List all lines in the material below that contain "Maximum".

________________________________________

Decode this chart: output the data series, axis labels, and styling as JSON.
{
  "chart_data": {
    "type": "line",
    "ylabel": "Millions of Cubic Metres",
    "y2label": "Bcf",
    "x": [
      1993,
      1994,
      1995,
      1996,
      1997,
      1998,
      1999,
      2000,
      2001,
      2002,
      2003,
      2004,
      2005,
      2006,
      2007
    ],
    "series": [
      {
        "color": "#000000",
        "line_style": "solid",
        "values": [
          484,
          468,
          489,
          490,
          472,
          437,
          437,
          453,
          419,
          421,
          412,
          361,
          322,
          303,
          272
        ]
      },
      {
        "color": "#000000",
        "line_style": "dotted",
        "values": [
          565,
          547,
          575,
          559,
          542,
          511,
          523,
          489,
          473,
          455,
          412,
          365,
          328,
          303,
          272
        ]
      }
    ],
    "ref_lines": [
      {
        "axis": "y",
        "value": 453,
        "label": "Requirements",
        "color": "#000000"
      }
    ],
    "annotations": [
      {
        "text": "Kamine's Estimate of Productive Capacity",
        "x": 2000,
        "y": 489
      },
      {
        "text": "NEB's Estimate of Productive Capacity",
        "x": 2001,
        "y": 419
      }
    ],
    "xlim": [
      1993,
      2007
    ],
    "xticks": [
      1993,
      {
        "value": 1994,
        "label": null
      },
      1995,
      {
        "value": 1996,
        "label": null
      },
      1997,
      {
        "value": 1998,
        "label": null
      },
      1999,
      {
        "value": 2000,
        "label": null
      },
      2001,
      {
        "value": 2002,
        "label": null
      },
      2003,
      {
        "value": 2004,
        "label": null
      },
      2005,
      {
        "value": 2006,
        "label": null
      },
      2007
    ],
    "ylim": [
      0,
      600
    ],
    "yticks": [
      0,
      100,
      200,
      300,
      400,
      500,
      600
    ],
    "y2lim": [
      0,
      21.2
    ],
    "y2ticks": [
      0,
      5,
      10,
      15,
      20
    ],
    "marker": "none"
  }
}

________________________________________

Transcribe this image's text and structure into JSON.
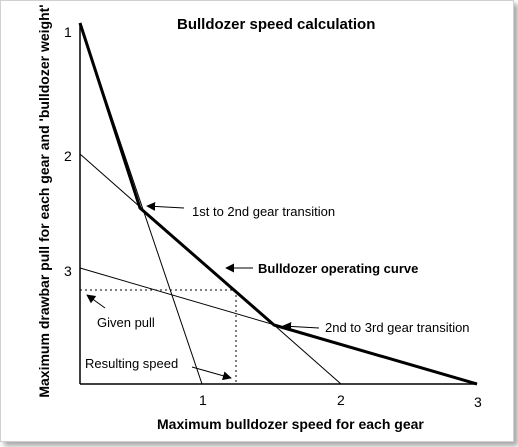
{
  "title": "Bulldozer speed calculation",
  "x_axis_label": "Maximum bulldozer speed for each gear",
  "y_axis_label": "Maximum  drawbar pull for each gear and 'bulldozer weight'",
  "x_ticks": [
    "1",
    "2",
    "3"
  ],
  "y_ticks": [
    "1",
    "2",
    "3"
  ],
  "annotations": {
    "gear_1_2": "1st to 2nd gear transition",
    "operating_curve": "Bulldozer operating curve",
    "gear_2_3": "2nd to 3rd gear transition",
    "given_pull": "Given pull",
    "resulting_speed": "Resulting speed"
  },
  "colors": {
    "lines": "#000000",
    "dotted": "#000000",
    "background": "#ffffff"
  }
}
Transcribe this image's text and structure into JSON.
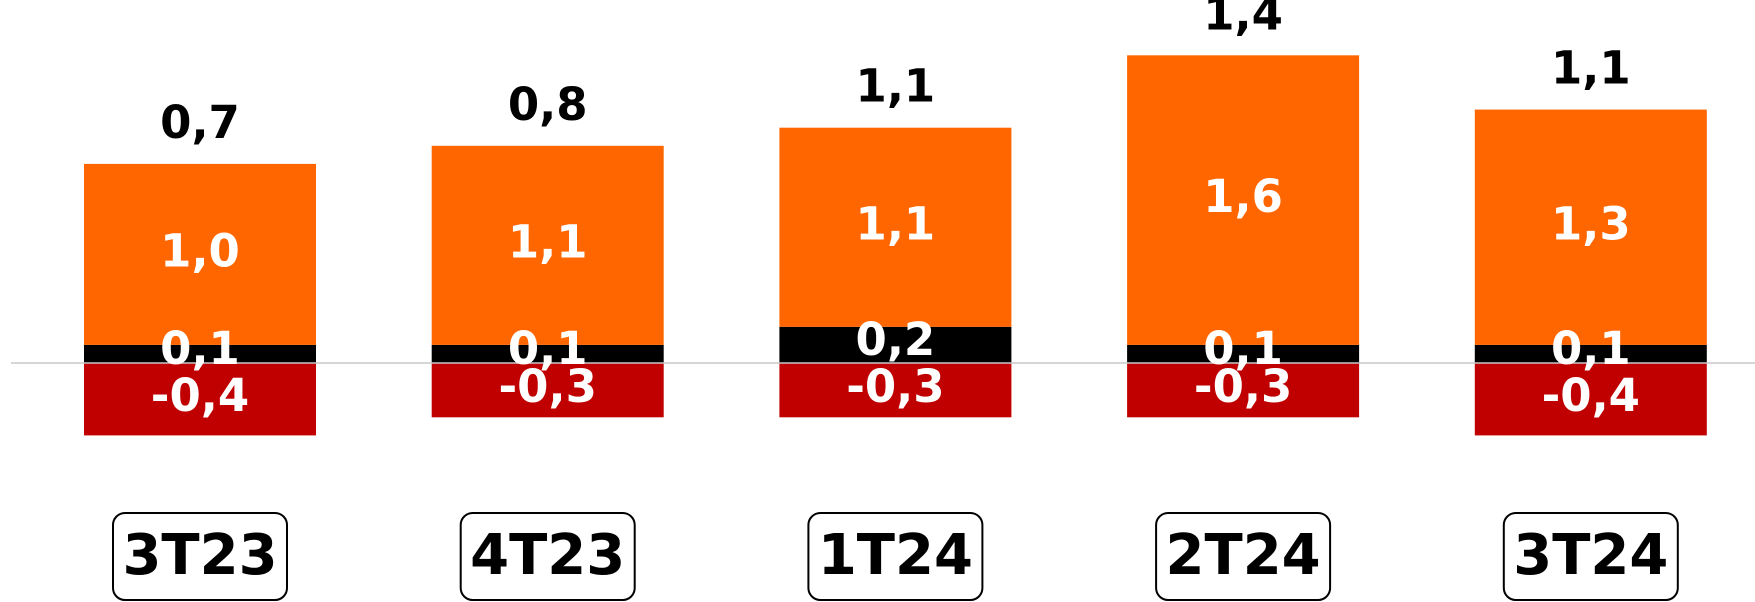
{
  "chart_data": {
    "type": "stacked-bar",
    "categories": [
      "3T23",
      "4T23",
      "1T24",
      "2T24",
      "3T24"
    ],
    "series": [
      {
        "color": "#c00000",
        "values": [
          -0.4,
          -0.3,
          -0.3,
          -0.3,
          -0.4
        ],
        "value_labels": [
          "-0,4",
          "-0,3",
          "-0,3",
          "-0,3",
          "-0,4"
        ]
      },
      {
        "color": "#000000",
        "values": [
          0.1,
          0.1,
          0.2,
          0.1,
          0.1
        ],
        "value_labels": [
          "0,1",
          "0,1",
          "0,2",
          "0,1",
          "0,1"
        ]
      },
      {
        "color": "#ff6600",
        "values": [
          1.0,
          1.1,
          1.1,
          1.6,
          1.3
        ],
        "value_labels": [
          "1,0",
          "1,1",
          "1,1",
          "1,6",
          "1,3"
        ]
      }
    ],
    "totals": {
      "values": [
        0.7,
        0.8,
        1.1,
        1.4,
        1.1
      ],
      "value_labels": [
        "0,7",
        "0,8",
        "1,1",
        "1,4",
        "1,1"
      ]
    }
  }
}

________________________________________

▶ **RESULT BELOW**
  "x_axis_label": "Maximum bulldozer speed for each gear",
  "y_axis_label": "Maximum  drawbar pull for each gear and 'bulldozer weight'",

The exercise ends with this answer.